▸ SET TASK: Copy exactly the lines of the material below that run from the one containing "Read all visible content and emit it as JSON." through the one containing "Output a JSON". Copy no other lines.

------ INPUT ROWS ------

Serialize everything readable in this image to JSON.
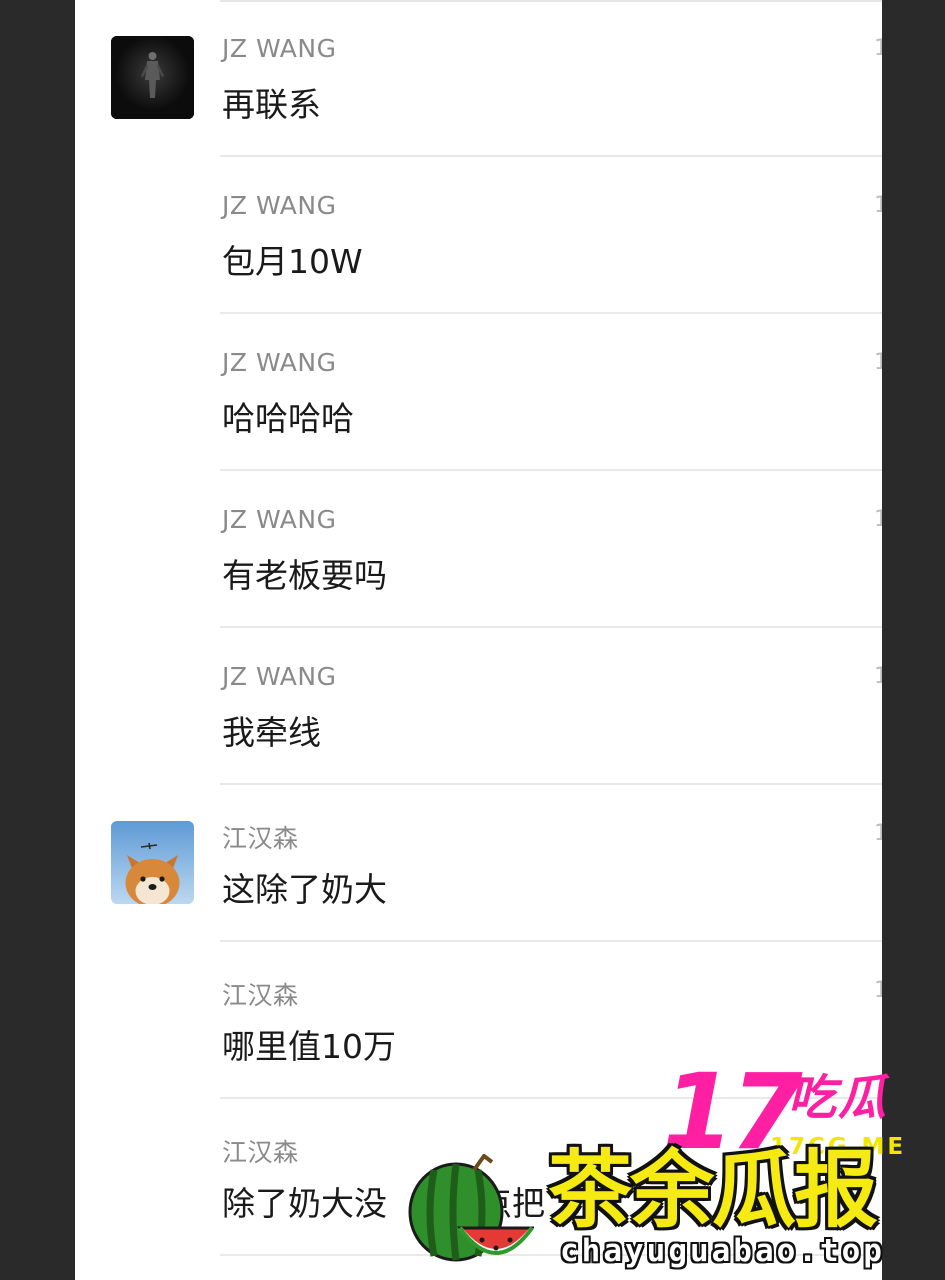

------
------ INPUT ROWS ------

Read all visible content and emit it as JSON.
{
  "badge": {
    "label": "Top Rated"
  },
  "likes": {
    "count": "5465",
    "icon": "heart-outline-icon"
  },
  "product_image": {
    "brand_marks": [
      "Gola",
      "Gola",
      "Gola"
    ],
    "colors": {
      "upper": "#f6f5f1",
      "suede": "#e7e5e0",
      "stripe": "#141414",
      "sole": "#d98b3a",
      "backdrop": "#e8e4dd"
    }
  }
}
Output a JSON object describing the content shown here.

------
------ INPUT ROWS ------

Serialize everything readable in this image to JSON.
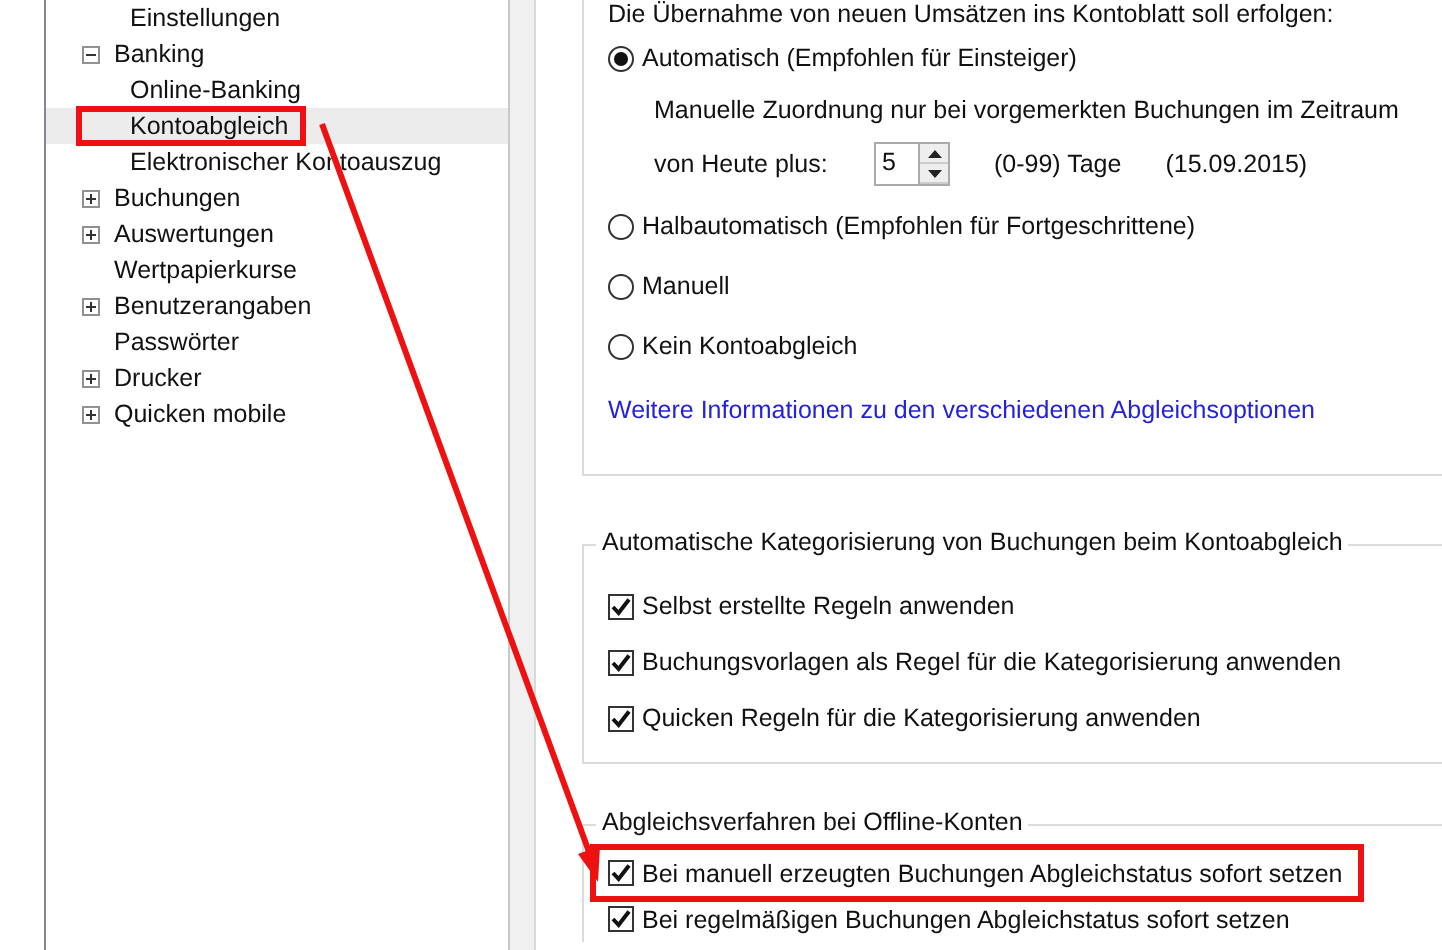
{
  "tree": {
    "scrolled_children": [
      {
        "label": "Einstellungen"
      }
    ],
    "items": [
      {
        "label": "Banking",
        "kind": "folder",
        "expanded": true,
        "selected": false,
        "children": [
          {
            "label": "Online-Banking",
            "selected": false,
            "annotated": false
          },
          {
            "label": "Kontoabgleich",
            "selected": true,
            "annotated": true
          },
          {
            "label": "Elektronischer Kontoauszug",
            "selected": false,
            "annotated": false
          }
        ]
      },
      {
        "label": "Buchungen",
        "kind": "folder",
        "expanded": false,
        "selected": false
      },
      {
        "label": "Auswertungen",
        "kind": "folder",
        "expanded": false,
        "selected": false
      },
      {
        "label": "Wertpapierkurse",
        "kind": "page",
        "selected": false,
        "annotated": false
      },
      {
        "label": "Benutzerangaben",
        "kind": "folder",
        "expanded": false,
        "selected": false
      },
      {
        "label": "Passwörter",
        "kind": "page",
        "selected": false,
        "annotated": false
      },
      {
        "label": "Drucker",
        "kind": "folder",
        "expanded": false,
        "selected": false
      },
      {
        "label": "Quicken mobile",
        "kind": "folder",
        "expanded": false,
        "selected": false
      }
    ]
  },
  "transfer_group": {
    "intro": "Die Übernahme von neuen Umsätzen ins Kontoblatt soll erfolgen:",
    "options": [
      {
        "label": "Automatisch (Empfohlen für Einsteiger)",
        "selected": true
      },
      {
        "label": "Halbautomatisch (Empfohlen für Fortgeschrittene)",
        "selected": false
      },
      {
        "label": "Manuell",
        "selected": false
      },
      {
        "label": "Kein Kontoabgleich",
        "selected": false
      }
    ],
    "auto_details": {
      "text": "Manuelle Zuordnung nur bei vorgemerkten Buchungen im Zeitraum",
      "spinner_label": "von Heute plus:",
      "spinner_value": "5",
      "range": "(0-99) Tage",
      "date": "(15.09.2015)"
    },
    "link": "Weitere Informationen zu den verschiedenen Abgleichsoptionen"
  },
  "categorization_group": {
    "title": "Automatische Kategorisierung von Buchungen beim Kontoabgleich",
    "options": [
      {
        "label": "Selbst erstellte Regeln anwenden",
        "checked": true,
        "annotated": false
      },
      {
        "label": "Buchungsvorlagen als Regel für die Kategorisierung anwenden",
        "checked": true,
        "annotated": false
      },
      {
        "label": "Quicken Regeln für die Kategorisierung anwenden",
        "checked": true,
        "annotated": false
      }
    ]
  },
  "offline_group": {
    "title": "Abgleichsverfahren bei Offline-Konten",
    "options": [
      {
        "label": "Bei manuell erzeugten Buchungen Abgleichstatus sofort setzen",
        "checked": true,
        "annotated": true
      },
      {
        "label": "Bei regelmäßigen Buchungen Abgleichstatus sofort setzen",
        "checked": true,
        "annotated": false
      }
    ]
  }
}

------

▸ SOLUTION:
Read all visible content and emit it as JSON.
{
  "badge": {
    "label": "Top Rated"
  },
  "likes": {
    "count": "5465",
    "icon": "heart-outline-icon"
  },
  "product_image": {
    "brand_marks": [
      "Gola",
      "Gola",
      "Gola"
    ],
    "colors": {
      "upper": "#f6f5f1",
      "suede": "#e7e5e0",
      "stripe": "#141414",
      "sole": "#d98b3a",
      "backdrop": "#e8e4dd"
    }
  }
}
Output a JSON object describing the content shown here.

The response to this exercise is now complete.